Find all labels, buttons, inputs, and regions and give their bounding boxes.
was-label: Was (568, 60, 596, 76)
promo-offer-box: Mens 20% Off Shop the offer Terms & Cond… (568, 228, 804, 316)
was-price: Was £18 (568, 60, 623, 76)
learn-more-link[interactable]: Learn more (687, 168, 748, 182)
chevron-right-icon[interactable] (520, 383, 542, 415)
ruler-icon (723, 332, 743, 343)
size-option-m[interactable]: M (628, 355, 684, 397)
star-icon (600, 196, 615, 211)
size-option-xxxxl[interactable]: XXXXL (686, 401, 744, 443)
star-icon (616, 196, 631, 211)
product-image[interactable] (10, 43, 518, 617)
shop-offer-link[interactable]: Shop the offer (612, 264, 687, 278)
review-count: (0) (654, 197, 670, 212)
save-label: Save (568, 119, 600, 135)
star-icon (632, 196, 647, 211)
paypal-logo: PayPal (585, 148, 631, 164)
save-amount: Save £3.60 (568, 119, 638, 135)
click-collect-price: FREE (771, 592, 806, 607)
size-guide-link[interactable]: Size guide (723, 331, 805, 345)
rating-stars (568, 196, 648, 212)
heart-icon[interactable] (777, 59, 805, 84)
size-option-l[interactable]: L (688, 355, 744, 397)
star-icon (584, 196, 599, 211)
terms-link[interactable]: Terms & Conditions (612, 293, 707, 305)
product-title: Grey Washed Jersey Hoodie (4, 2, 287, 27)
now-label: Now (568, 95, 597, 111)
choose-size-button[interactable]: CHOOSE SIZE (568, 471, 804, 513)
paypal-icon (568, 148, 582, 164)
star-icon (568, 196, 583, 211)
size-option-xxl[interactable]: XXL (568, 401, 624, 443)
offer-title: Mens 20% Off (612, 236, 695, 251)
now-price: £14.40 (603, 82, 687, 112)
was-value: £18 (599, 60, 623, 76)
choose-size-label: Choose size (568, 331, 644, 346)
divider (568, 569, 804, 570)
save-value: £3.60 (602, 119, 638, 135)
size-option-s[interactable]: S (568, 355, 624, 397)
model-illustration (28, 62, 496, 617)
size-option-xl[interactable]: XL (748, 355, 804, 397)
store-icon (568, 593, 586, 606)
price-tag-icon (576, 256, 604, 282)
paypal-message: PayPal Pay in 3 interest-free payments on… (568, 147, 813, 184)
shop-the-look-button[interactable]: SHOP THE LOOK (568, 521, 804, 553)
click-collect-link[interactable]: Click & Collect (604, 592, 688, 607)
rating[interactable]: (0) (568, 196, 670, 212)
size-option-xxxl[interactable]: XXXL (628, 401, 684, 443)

- - -

Written task
Rewrite the records from the start through the line containing "learn-more-link[interactable]: Learn more" as a numbered list, leaving out any blank lines.

Response below
1. Find all labels, buttons, inputs, and regions and give their bounding boxes.
2. was-label: Was (568, 60, 596, 76)
3. promo-offer-box: Mens 20% Off Shop the offer Terms & Cond… (568, 228, 804, 316)
4. was-price: Was £18 (568, 60, 623, 76)
5. learn-more-link[interactable]: Learn more (687, 168, 748, 182)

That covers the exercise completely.